EP4736359A1EP 4736359 A1EP4736359 A1EP 4736359A1EP-4736359-A1

Abstract

A first station (STA) receives from a second STA a first frame and transmits a physical layer protocol data unit (PPDU) to the second STA. Based on the first frame comprising an indication for the first STA to use a first mode to transmit the PPDU, the first STA transmits the PPDU using the first mode and a first carrier frequency offset of the PPDU is based on a second carrier frequency offset of the first frame. The first mode may comprise an enhanced long range (ELR) operation mode.

Inventors

  • LANANTE, Leonardo Alisasis
  • KIM, JEONGKI
  • Dinan, Esmael Hejazi
  • ZHANG, JIAYI
  • ERKUCUK, SERHAT
  • BAYKAS, TUNCER

Assignees

  • Ofinno, LLC

Dates

Publication Date
20260506
Application Date
20250616

Claims (20)

  1. 1. A method comprising: receiving, by a station (STA) from an access point (AP), a first frame comprising an indication of whether the AP enables reception of enhanced long range (ELR) PPDUs; receiving, by the STA from the AP, a beacon frame; determining, by the STA, a first carrier frequency offset of the beacon frame; and based on the indication indicating that the AP enables reception of ELR PPDUs, transmitting, by the STA to the AP, an ELR PPDU, wherein a second carrier frequency offset of the ELR PPDU is based on the first carrier frequency offset of the beacon frame.
  2. 2. A method comprising: receiving, by a first station (STA) from a second STA, a first frame; and transmitting, by the first STA to the second STA, a physical layer protocol data unit (PPDU), wherein, based on the first frame comprising an indication for the first STA to use a first mode to transmit the PPDU, a second carrier frequency offset of the PPDU is based on a first carrier frequency offset of the first frame.
  3. 3. The method of claim 2, wherein the first frame comprises a beacon frame.
  4. 4. The method of claim 2, wherein the first frame comprises an action frame.
  5. 5. The method of any of claims 2-4, wherein the indication indicates that the second STA enables reception of PPDUs transmitted according to the first mode.
  6. 6. The method of claim 5, wherein the first mode comprises an enhanced long range (ELR) operation mode.
  7. 7. The method of claim 6, wherein the first frame comprises an ELR field, and wherein the ELR field comprises the indication.
  8. 8. The method of claim 5, wherein the first STA using the first mode comprises the first STA using a first format for the PPDU.
  9. 9. The method of claim 8, wherein the first format is an enhanced long range (ELR) ultra high reliability (UHR) PPDU format.

****

**SHORT PROBLEM A**
Repeat the part of the ELR patent text that opens with the words containing "6. 6. The method" and closes with "for the PPDU.".
**SHORT PROBLEM B**
Proceed with the ELR patent text, picking up after its last sentence.

Dataset excerpt:
****

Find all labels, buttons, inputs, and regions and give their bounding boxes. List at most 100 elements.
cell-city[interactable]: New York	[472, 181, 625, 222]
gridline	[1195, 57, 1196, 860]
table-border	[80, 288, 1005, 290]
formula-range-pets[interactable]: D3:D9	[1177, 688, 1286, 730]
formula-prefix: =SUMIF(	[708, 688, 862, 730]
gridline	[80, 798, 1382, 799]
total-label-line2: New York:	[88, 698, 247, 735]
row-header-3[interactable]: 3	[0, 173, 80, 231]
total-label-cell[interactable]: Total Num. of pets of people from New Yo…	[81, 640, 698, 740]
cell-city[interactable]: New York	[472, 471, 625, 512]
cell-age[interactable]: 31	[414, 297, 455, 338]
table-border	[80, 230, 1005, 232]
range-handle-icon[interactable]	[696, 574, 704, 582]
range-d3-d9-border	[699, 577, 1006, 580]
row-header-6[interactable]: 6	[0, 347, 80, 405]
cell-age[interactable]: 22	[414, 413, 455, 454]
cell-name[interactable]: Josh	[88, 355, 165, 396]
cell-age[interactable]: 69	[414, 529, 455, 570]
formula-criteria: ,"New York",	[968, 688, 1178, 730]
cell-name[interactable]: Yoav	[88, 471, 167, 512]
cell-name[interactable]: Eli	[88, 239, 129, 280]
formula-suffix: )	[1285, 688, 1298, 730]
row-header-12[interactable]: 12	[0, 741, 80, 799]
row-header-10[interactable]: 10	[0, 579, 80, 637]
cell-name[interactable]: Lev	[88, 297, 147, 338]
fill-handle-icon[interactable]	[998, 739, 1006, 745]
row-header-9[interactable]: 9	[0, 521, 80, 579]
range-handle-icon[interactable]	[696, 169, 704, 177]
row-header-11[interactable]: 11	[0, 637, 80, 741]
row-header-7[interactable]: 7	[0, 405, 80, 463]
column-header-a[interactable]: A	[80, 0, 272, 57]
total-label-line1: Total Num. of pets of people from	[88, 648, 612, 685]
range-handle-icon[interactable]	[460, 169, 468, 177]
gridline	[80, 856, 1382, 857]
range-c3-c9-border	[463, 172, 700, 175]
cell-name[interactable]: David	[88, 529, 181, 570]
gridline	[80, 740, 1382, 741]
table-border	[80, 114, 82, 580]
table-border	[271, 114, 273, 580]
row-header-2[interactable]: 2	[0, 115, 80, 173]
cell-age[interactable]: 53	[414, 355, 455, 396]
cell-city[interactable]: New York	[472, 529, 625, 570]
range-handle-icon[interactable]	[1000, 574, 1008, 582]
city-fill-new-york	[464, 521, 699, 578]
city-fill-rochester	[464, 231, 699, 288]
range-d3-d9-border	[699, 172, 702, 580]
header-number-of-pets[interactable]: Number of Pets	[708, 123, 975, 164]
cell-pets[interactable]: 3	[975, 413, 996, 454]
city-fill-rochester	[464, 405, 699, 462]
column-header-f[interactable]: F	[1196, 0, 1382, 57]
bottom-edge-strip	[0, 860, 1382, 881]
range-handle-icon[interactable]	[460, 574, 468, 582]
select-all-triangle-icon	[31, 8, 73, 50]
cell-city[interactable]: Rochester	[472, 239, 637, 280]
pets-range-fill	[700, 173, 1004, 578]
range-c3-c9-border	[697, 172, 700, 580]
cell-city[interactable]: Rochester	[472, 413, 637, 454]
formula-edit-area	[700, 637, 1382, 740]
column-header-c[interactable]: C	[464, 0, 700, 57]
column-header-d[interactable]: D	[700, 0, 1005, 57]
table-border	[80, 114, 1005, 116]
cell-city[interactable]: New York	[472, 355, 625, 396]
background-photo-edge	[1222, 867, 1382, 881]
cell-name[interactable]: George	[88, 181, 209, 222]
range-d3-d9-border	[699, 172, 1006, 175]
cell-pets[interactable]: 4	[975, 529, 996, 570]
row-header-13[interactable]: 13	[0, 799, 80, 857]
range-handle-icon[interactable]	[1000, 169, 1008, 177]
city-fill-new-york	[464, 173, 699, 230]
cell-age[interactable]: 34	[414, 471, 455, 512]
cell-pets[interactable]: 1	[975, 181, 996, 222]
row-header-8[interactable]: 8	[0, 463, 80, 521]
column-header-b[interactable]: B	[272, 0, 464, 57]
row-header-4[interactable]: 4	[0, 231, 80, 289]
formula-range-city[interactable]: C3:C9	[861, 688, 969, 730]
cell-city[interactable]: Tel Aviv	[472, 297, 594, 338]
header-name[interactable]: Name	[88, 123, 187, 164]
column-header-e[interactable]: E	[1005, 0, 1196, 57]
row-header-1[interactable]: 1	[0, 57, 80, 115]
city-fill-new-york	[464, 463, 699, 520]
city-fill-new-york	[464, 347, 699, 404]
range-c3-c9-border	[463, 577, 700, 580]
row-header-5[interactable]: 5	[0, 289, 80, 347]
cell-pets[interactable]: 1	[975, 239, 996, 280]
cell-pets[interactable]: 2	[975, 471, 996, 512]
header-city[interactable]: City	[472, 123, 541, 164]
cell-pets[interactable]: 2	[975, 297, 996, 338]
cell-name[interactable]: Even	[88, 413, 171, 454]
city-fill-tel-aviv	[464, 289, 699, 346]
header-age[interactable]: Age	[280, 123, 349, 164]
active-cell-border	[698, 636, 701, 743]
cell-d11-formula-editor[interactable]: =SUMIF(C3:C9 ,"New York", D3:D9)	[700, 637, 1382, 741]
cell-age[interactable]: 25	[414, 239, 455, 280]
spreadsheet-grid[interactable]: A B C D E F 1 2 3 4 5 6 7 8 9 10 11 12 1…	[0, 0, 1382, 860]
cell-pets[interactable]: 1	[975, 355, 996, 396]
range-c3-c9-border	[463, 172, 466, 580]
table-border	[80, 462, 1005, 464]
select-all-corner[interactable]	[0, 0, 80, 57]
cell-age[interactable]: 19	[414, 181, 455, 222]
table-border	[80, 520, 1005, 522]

****

**TASK ANSWER A**
6. 6. The method of claim 5, wherein the first mode comprises an enhanced long range (ELR) operation mode.
  7. 7. The method of claim 6, wherein the first frame comprises an ELR field, and wherein the ELR field comprises the indication.
  8. 8. The method of claim 5, wherein the first STA using the first mode comprises the first STA using a first format for the PPDU.

**TASK ANSWER B**
  10. 10. The method of any of claims 8-9, wherein the first format comprises: a non-high throughput (non-HT) short training field (L-STF); a non-HT long training field (L-LTF); a non-HT signal (L-SIG) field; a repeated L-SIG (RL-SIG) field; and a universal signal (U-SIG) field.
  11. 11 . The method of claim 10, wherein the U-SIG field comprises a plurality of orthogonal frequency division multiplexing (OFDM) symbols.
  12. 12. The method of claim 11 , wherein the plurality of OFDM symbols comprises 4 OFDM symbols.
  13. 13. The method of any of claims 5-12, wherein the second carrier frequency offset of the PPDU is based on the first carrier frequency offset of the first frame based on the first frame indicating the first mode.
  14. 14. The method of any of claims 2-13, further comprising determining, by the first STA, a first symbol clock offset of the first frame.
  15. 15. The method of claim 14, wherein a second symbol clock offset of the PPDU is based on the first symbol clock offset of the first frame.
  16. 16. The method of any of claims 2-15, wherein the second carrier frequency offset is a negative of the first carrier frequency offset.
  17. 17. The method of any of claims 2-16, further comprising pre-compensating the PPDU for carrier frequency offset using the second carrier frequency offset.
  18. 18. The method of any of claims 2-17, wherein the first frame indicates a first transmit power used to transmit the first frame.
  19. 19. The method of claim 18, wherein the first frame comprises a transmit power field, and wherein the transmit power field indicates the first transmit power.
  20. 20. The method of any of claims 18-19, further comprising determining, by the first STA, a pathloss of a channel from the second STA to the first STA.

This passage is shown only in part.